(Extracted data entries)

•••

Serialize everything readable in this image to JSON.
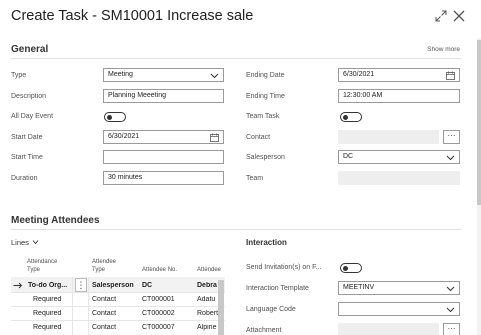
{
  "window": {
    "title": "Create Task - SM10001 Increase sale",
    "expand_icon": "expand-icon",
    "close_icon": "close-icon"
  },
  "general": {
    "section_title": "General",
    "show_more": "Show more",
    "type": {
      "label": "Type",
      "value": "Meeting"
    },
    "description": {
      "label": "Description",
      "value": "Planning Meeeting"
    },
    "all_day_event": {
      "label": "All Day Event",
      "value": false
    },
    "start_date": {
      "label": "Start Date",
      "value": "6/30/2021"
    },
    "start_time": {
      "label": "Start Time",
      "value": ""
    },
    "duration": {
      "label": "Duration",
      "value": "30 minutes"
    },
    "ending_date": {
      "label": "Ending Date",
      "value": "6/30/2021"
    },
    "ending_time": {
      "label": "Ending Time",
      "value": "12:30:00 AM"
    },
    "team_task": {
      "label": "Team Task",
      "value": false
    },
    "contact": {
      "label": "Contact",
      "value": ""
    },
    "salesperson": {
      "label": "Salesperson",
      "value": "DC"
    },
    "team": {
      "label": "Team",
      "value": ""
    }
  },
  "attendees": {
    "section_title": "Meeting Attendees",
    "lines_label": "Lines",
    "columns": {
      "attendance_type_1": "Attendance",
      "attendance_type_2": "Type",
      "attendee_type_1": "Attendee",
      "attendee_type_2": "Type",
      "attendee_no": "Attendee No.",
      "attendee_name": "Attendee"
    },
    "rows": [
      {
        "attendance_type": "To-do Org...",
        "attendee_type": "Salesperson",
        "attendee_no": "DC",
        "attendee_name": "Debra",
        "bold": true
      },
      {
        "attendance_type": "Required",
        "attendee_type": "Contact",
        "attendee_no": "CT000001",
        "attendee_name": "Adatu"
      },
      {
        "attendance_type": "Required",
        "attendee_type": "Contact",
        "attendee_no": "CT000002",
        "attendee_name": "Robert"
      },
      {
        "attendance_type": "Required",
        "attendee_type": "Contact",
        "attendee_no": "CT000007",
        "attendee_name": "Alpine"
      }
    ]
  },
  "interaction": {
    "section_title": "Interaction",
    "send_invitations": {
      "label": "Send Invitation(s) on F...",
      "value": false
    },
    "interaction_template": {
      "label": "Interaction Template",
      "value": "MEETINV"
    },
    "language_code": {
      "label": "Language Code",
      "value": ""
    },
    "attachment": {
      "label": "Attachment",
      "value": ""
    }
  }
}
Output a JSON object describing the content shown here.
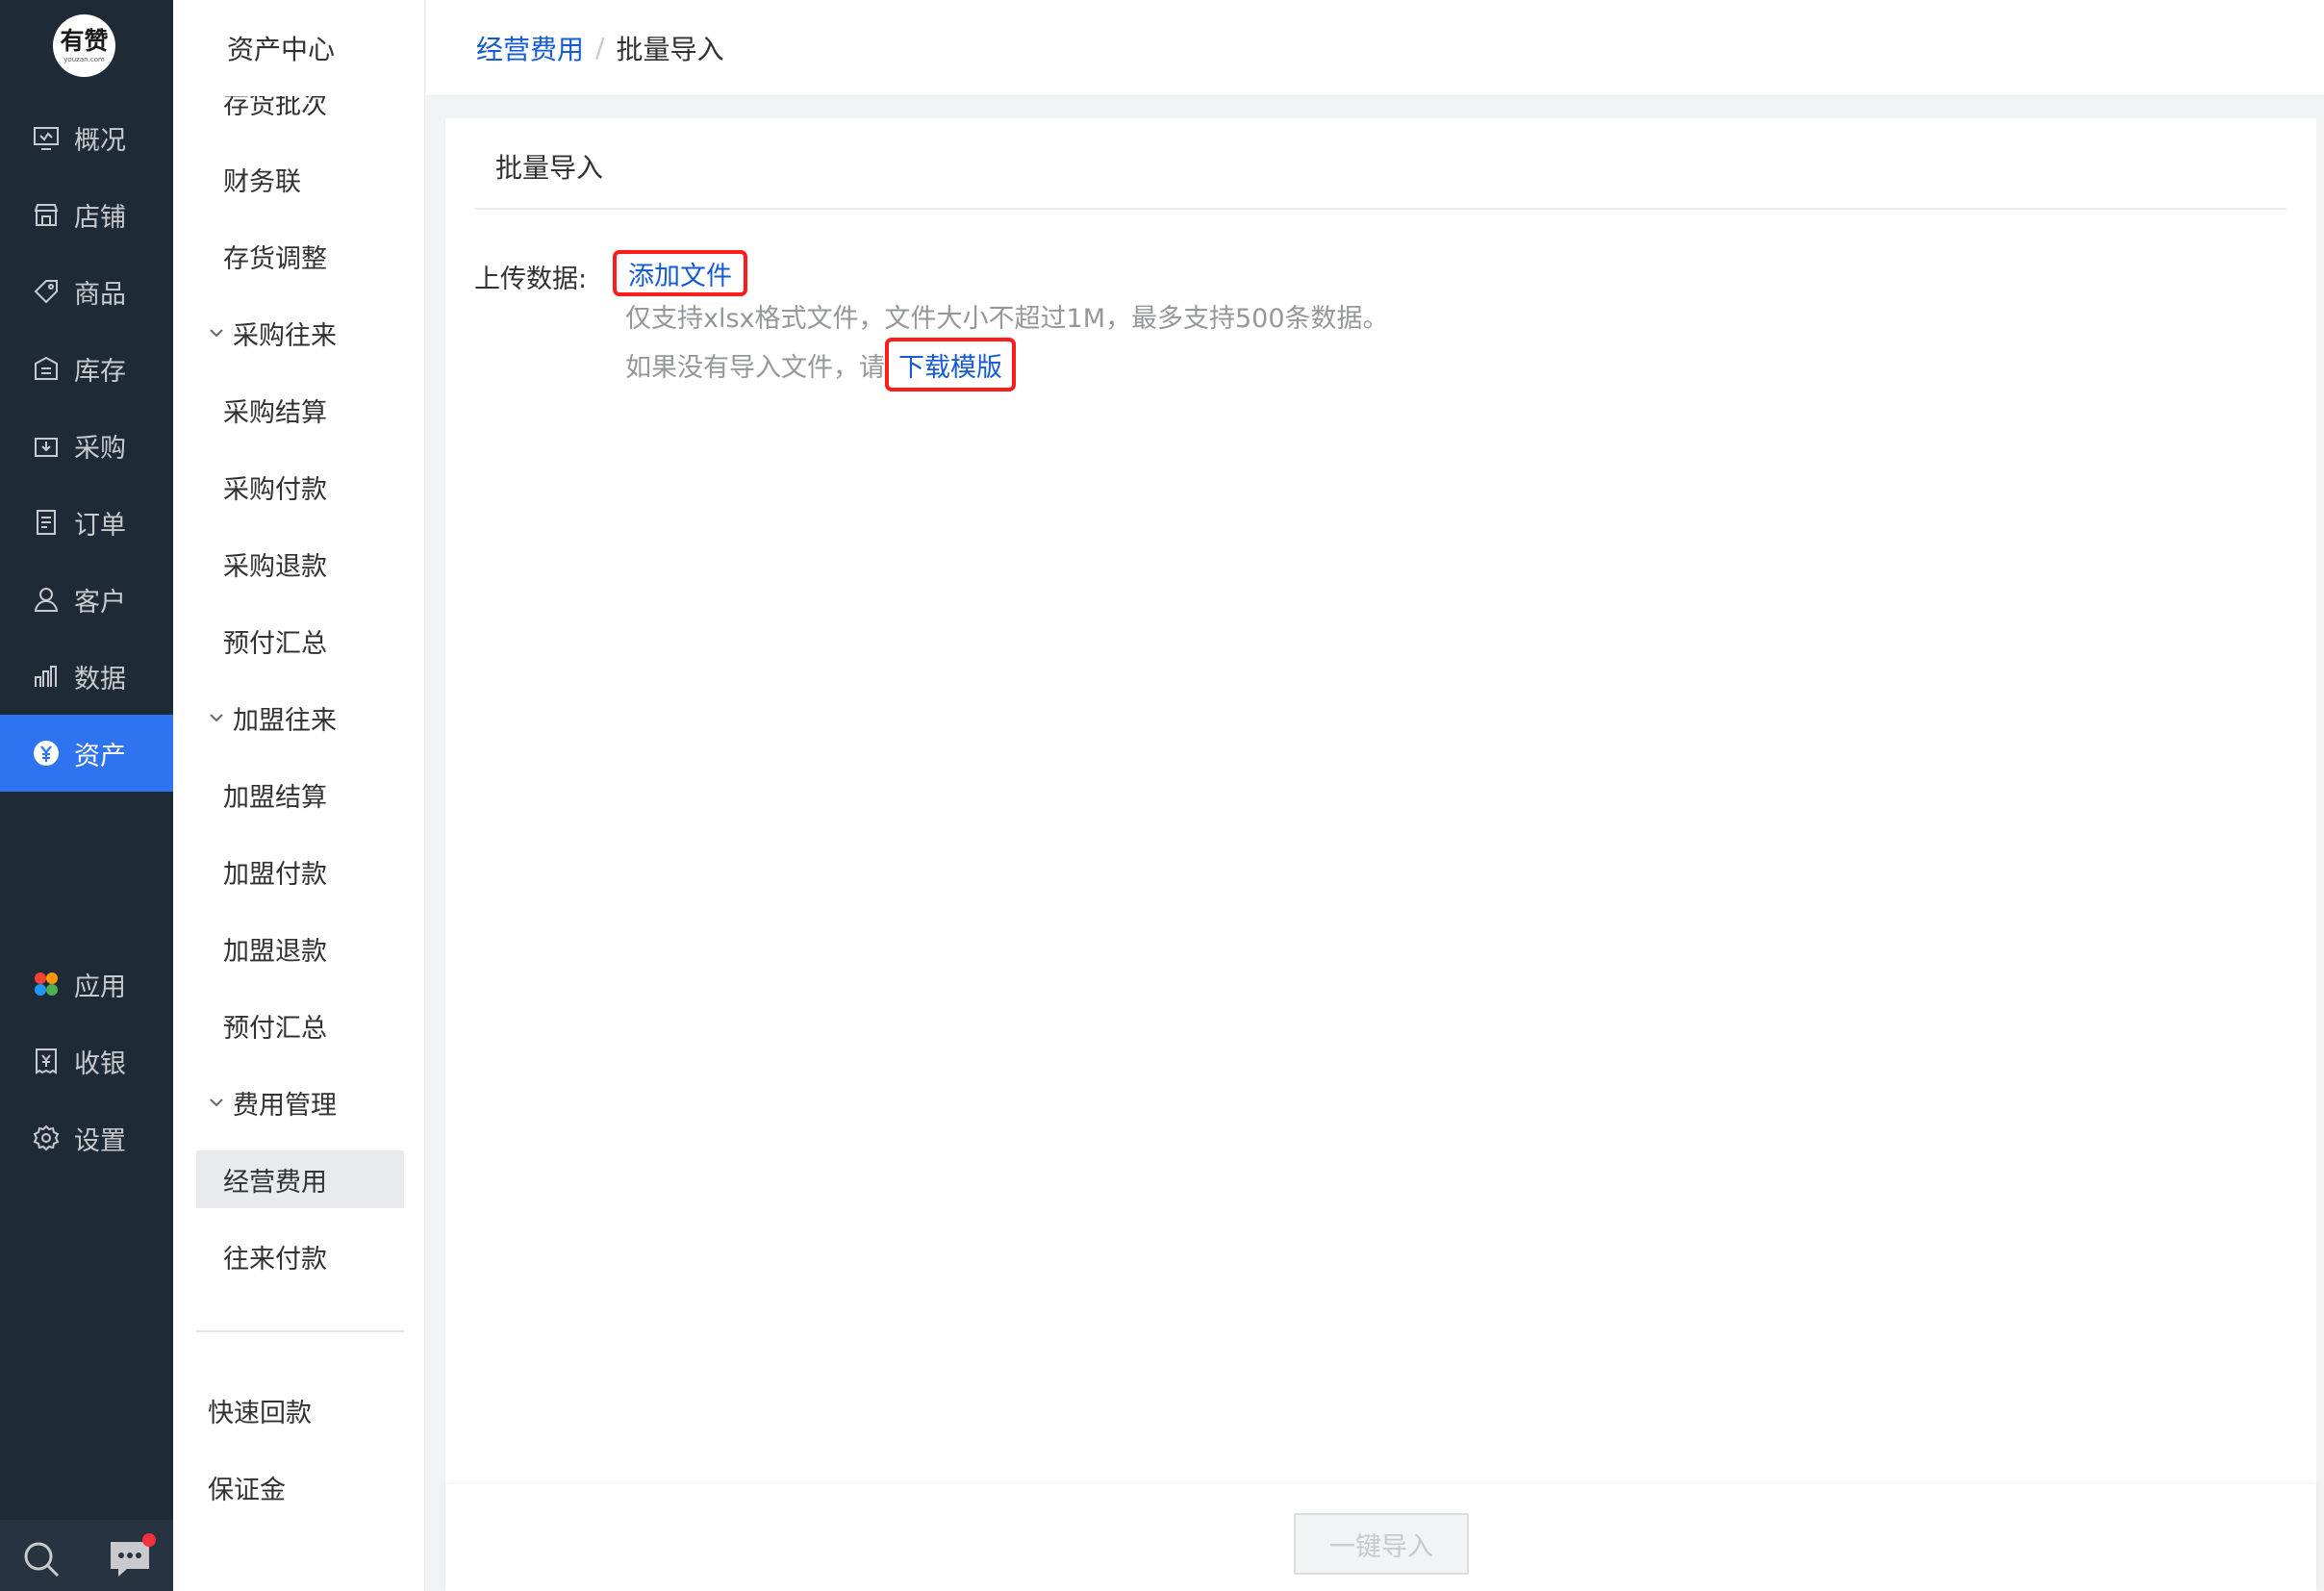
{
  "logo": {
    "text": "有赞",
    "sub": "youzan.com"
  },
  "nav": {
    "items": [
      {
        "label": "概况",
        "icon": "overview-icon"
      },
      {
        "label": "店铺",
        "icon": "store-icon"
      },
      {
        "label": "商品",
        "icon": "tag-icon"
      },
      {
        "label": "库存",
        "icon": "warehouse-icon"
      },
      {
        "label": "采购",
        "icon": "purchase-icon"
      },
      {
        "label": "订单",
        "icon": "order-icon"
      },
      {
        "label": "客户",
        "icon": "customer-icon"
      },
      {
        "label": "数据",
        "icon": "data-chart-icon"
      },
      {
        "label": "资产",
        "icon": "yuan-icon"
      },
      {
        "label": "应用",
        "icon": "apps-icon"
      },
      {
        "label": "收银",
        "icon": "cashier-icon"
      },
      {
        "label": "设置",
        "icon": "gear-icon"
      }
    ],
    "active": "资产",
    "accent": "#2e74f0",
    "background": "#1f2a37"
  },
  "sidebar": {
    "title": "资产中心",
    "items": [
      {
        "label": "存货批次",
        "type": "child"
      },
      {
        "label": "财务联",
        "type": "child"
      },
      {
        "label": "存货调整",
        "type": "child"
      },
      {
        "label": "采购往来",
        "type": "group"
      },
      {
        "label": "采购结算",
        "type": "child"
      },
      {
        "label": "采购付款",
        "type": "child"
      },
      {
        "label": "采购退款",
        "type": "child"
      },
      {
        "label": "预付汇总",
        "type": "child"
      },
      {
        "label": "加盟往来",
        "type": "group"
      },
      {
        "label": "加盟结算",
        "type": "child"
      },
      {
        "label": "加盟付款",
        "type": "child"
      },
      {
        "label": "加盟退款",
        "type": "child"
      },
      {
        "label": "预付汇总",
        "type": "child"
      },
      {
        "label": "费用管理",
        "type": "group"
      },
      {
        "label": "经营费用",
        "type": "child",
        "selected": true
      },
      {
        "label": "往来付款",
        "type": "child"
      },
      {
        "label": "快速回款",
        "type": "plain"
      },
      {
        "label": "保证金",
        "type": "plain"
      }
    ]
  },
  "breadcrumb": {
    "parent": "经营费用",
    "separator": "/",
    "current": "批量导入"
  },
  "card": {
    "title": "批量导入",
    "upload_label": "上传数据:",
    "add_file": "添加文件",
    "hint1": "仅支持xlsx格式文件，文件大小不超过1M，最多支持500条数据。",
    "hint2_prefix": "如果没有导入文件，请",
    "download_template": "下载模版"
  },
  "footer": {
    "import_button": "一键导入"
  },
  "colors": {
    "link": "#155bd4",
    "highlight_box": "#ff1b1b"
  }
}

•••

(REQUIREMENT)
Repeat all of the records verbatim, leaving out the pictures.

(WRITTEN ANSWER)
Serialize everything readable in this image to JSON.
{
  "window": {
    "title": "Create Task - SM10001 Increase sale",
    "expand_icon": "expand-icon",
    "close_icon": "close-icon"
  },
  "general": {
    "section_title": "General",
    "show_more": "Show more",
    "type": {
      "label": "Type",
      "value": "Meeting"
    },
    "description": {
      "label": "Description",
      "value": "Planning Meeeting"
    },
    "all_day_event": {
      "label": "All Day Event",
      "value": false
    },
    "start_date": {
      "label": "Start Date",
      "value": "6/30/2021"
    },
    "start_time": {
      "label": "Start Time",
      "value": ""
    },
    "duration": {
      "label": "Duration",
      "value": "30 minutes"
    },
    "ending_date": {
      "label": "Ending Date",
      "value": "6/30/2021"
    },
    "ending_time": {
      "label": "Ending Time",
      "value": "12:30:00 AM"
    },
    "team_task": {
      "label": "Team Task",
      "value": false
    },
    "contact": {
      "label": "Contact",
      "value": ""
    },
    "salesperson": {
      "label": "Salesperson",
      "value": "DC"
    },
    "team": {
      "label": "Team",
      "value": ""
    }
  },
  "attendees": {
    "section_title": "Meeting Attendees",
    "lines_label": "Lines",
    "columns": {
      "attendance_type_1": "Attendance",
      "attendance_type_2": "Type",
      "attendee_type_1": "Attendee",
      "attendee_type_2": "Type",
      "attendee_no": "Attendee No.",
      "attendee_name": "Attendee"
    },
    "rows": [
      {
        "attendance_type": "To-do Org...",
        "attendee_type": "Salesperson",
        "attendee_no": "DC",
        "attendee_name": "Debra",
        "bold": true
      },
      {
        "attendance_type": "Required",
        "attendee_type": "Contact",
        "attendee_no": "CT000001",
        "attendee_name": "Adatu"
      },
      {
        "attendance_type": "Required",
        "attendee_type": "Contact",
        "attendee_no": "CT000002",
        "attendee_name": "Robert"
      },
      {
        "attendance_type": "Required",
        "attendee_type": "Contact",
        "attendee_no": "CT000007",
        "attendee_name": "Alpine"
      }
    ]
  },
  "interaction": {
    "section_title": "Interaction",
    "send_invitations": {
      "label": "Send Invitation(s) on F...",
      "value": false
    },
    "interaction_template": {
      "label": "Interaction Template",
      "value": "MEETINV"
    },
    "language_code": {
      "label": "Language Code",
      "value": ""
    },
    "attachment": {
      "label": "Attachment",
      "value": ""
    }
  }
}
Output a JSON object describing the content shown here.
{
  "logo": {
    "text": "有赞",
    "sub": "youzan.com"
  },
  "nav": {
    "items": [
      {
        "label": "概况",
        "icon": "overview-icon"
      },
      {
        "label": "店铺",
        "icon": "store-icon"
      },
      {
        "label": "商品",
        "icon": "tag-icon"
      },
      {
        "label": "库存",
        "icon": "warehouse-icon"
      },
      {
        "label": "采购",
        "icon": "purchase-icon"
      },
      {
        "label": "订单",
        "icon": "order-icon"
      },
      {
        "label": "客户",
        "icon": "customer-icon"
      },
      {
        "label": "数据",
        "icon": "data-chart-icon"
      },
      {
        "label": "资产",
        "icon": "yuan-icon"
      },
      {
        "label": "应用",
        "icon": "apps-icon"
      },
      {
        "label": "收银",
        "icon": "cashier-icon"
      },
      {
        "label": "设置",
        "icon": "gear-icon"
      }
    ],
    "active": "资产",
    "accent": "#2e74f0",
    "background": "#1f2a37"
  },
  "sidebar": {
    "title": "资产中心",
    "items": [
      {
        "label": "存货批次",
        "type": "child"
      },
      {
        "label": "财务联",
        "type": "child"
      },
      {
        "label": "存货调整",
        "type": "child"
      },
      {
        "label": "采购往来",
        "type": "group"
      },
      {
        "label": "采购结算",
        "type": "child"
      },
      {
        "label": "采购付款",
        "type": "child"
      },
      {
        "label": "采购退款",
        "type": "child"
      },
      {
        "label": "预付汇总",
        "type": "child"
      },
      {
        "label": "加盟往来",
        "type": "group"
      },
      {
        "label": "加盟结算",
        "type": "child"
      },
      {
        "label": "加盟付款",
        "type": "child"
      },
      {
        "label": "加盟退款",
        "type": "child"
      },
      {
        "label": "预付汇总",
        "type": "child"
      },
      {
        "label": "费用管理",
        "type": "group"
      },
      {
        "label": "经营费用",
        "type": "child",
        "selected": true
      },
      {
        "label": "往来付款",
        "type": "child"
      },
      {
        "label": "快速回款",
        "type": "plain"
      },
      {
        "label": "保证金",
        "type": "plain"
      }
    ]
  },
  "breadcrumb": {
    "parent": "经营费用",
    "separator": "/",
    "current": "批量导入"
  },
  "card": {
    "title": "批量导入",
    "upload_label": "上传数据:",
    "add_file": "添加文件",
    "hint1": "仅支持xlsx格式文件，文件大小不超过1M，最多支持500条数据。",
    "hint2_prefix": "如果没有导入文件，请",
    "download_template": "下载模版"
  },
  "footer": {
    "import_button": "一键导入"
  },
  "colors": {
    "link": "#155bd4",
    "highlight_box": "#ff1b1b"
  }
}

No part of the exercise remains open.